TASK STATEMENT –
Look through the listing for the word "Total". Copy each line that has it.

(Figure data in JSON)
┄┄┄┄┄┄┄┄┄┄
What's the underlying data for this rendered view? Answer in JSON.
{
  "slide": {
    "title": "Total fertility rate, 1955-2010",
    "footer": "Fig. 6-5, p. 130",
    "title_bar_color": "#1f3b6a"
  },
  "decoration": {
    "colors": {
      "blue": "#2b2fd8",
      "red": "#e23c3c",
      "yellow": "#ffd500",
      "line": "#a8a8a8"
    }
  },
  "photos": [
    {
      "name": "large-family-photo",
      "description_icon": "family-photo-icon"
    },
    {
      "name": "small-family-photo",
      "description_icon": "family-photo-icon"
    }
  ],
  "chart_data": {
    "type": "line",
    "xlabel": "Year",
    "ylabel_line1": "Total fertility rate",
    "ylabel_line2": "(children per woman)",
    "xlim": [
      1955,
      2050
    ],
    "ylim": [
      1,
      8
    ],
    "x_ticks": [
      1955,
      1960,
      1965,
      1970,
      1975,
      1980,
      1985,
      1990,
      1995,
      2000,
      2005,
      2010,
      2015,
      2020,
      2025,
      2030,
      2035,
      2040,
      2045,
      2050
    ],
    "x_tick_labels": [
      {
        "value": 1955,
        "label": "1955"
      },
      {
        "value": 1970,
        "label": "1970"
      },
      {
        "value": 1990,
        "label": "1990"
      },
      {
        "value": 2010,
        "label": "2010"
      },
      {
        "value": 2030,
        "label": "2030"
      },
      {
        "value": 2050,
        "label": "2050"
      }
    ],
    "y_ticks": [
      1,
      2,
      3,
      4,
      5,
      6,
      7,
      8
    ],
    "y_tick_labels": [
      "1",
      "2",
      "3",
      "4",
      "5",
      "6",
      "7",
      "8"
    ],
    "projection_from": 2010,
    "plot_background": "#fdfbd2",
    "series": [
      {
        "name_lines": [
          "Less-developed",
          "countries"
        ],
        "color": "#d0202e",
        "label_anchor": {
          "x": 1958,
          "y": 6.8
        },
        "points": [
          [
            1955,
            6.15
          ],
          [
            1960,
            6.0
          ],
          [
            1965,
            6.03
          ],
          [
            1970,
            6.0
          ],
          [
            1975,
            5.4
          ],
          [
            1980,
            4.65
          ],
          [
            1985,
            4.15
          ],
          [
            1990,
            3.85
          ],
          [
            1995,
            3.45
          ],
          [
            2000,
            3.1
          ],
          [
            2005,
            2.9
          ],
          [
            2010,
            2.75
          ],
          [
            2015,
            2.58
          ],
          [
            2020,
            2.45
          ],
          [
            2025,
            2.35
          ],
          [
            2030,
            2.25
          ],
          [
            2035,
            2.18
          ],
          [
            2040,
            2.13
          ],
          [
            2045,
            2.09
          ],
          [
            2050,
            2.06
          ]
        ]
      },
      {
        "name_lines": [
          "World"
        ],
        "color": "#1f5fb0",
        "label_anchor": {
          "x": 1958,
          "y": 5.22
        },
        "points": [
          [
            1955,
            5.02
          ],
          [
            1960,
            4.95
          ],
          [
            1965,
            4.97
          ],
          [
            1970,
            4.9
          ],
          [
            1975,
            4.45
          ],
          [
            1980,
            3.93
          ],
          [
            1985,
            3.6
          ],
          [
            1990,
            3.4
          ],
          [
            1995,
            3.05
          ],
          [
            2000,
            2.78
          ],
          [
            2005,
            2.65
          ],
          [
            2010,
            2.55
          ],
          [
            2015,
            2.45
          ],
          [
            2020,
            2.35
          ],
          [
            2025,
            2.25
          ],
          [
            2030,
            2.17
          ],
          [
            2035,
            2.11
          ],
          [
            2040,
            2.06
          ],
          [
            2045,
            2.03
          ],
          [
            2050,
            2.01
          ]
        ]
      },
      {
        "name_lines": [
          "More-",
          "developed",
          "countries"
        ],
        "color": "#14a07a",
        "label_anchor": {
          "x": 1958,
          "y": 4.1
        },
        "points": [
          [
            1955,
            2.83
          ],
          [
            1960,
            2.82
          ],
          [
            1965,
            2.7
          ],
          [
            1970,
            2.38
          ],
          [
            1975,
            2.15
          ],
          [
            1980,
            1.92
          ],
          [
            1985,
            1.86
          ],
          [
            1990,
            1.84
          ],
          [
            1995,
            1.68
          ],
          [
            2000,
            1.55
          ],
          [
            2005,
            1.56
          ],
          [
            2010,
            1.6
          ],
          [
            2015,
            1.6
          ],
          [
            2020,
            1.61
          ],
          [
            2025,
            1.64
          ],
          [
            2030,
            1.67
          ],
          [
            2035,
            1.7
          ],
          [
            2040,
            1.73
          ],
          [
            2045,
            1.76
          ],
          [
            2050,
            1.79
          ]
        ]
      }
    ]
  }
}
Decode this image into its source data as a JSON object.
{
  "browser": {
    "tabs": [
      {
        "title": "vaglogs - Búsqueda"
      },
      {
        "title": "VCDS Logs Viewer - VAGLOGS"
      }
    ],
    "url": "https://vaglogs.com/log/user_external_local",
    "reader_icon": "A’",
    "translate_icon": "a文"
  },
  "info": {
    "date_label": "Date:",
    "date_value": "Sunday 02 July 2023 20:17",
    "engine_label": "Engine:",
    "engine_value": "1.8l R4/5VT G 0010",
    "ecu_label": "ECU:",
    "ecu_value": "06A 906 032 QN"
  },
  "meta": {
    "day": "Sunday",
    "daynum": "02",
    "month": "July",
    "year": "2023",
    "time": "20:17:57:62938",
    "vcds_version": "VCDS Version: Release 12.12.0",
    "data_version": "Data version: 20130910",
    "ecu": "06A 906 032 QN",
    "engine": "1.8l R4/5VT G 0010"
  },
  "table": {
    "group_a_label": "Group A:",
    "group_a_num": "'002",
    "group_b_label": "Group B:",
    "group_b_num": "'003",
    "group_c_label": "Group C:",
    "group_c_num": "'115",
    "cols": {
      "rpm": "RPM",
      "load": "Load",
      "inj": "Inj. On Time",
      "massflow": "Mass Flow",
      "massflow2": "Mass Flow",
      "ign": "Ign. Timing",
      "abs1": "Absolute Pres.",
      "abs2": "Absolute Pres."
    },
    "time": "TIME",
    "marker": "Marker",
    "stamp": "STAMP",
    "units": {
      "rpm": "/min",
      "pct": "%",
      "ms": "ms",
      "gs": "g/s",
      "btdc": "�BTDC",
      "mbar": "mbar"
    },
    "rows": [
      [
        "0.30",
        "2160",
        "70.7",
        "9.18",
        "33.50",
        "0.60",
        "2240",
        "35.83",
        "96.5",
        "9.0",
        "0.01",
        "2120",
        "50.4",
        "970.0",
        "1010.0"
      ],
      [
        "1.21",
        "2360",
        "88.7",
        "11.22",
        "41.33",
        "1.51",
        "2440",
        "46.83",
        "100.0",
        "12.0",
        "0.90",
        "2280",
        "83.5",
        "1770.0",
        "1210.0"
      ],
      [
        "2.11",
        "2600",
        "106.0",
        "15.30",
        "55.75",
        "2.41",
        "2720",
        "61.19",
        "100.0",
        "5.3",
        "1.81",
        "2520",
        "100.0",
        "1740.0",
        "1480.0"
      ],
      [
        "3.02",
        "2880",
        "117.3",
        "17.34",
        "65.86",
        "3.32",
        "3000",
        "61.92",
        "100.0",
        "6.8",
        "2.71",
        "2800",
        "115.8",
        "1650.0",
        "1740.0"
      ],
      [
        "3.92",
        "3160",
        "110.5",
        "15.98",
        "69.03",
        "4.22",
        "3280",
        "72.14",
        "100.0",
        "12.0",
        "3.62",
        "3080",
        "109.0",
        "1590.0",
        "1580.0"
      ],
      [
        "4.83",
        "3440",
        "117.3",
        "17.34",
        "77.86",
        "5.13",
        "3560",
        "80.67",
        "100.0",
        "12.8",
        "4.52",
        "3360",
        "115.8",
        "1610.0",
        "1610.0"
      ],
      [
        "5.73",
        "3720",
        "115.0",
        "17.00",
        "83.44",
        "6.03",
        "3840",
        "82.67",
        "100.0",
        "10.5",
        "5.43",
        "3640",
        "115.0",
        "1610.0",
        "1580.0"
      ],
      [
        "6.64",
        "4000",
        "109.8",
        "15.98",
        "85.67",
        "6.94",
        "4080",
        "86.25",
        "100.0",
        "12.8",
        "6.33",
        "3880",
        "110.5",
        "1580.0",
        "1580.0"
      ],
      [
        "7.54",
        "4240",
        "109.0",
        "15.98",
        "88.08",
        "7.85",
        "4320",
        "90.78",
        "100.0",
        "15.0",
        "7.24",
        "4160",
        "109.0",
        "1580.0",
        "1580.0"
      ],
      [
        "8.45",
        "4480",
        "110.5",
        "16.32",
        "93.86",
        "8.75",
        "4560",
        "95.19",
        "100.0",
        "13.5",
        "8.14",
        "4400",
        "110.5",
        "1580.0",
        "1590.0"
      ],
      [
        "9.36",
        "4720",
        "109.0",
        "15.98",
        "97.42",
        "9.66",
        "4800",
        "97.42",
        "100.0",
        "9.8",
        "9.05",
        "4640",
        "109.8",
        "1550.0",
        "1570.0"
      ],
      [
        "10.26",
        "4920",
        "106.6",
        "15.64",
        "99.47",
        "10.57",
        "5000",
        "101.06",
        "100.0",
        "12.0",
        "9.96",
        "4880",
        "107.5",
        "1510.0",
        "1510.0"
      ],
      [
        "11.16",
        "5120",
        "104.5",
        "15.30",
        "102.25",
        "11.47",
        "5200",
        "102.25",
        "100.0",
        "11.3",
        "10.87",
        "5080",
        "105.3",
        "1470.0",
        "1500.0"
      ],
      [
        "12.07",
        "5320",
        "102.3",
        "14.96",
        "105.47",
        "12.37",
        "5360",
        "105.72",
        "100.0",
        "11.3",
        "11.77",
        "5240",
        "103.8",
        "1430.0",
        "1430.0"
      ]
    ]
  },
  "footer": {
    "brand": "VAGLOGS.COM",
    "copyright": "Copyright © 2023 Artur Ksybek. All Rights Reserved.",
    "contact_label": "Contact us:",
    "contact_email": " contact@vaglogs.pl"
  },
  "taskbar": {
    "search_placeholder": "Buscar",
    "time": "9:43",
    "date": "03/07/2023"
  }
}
┄┄┄┄┄┄┄┄┄┄
THE ANSWER –
    "title": "Total fertility rate, 1955-2010",
    "ylabel_line1": "Total fertility rate",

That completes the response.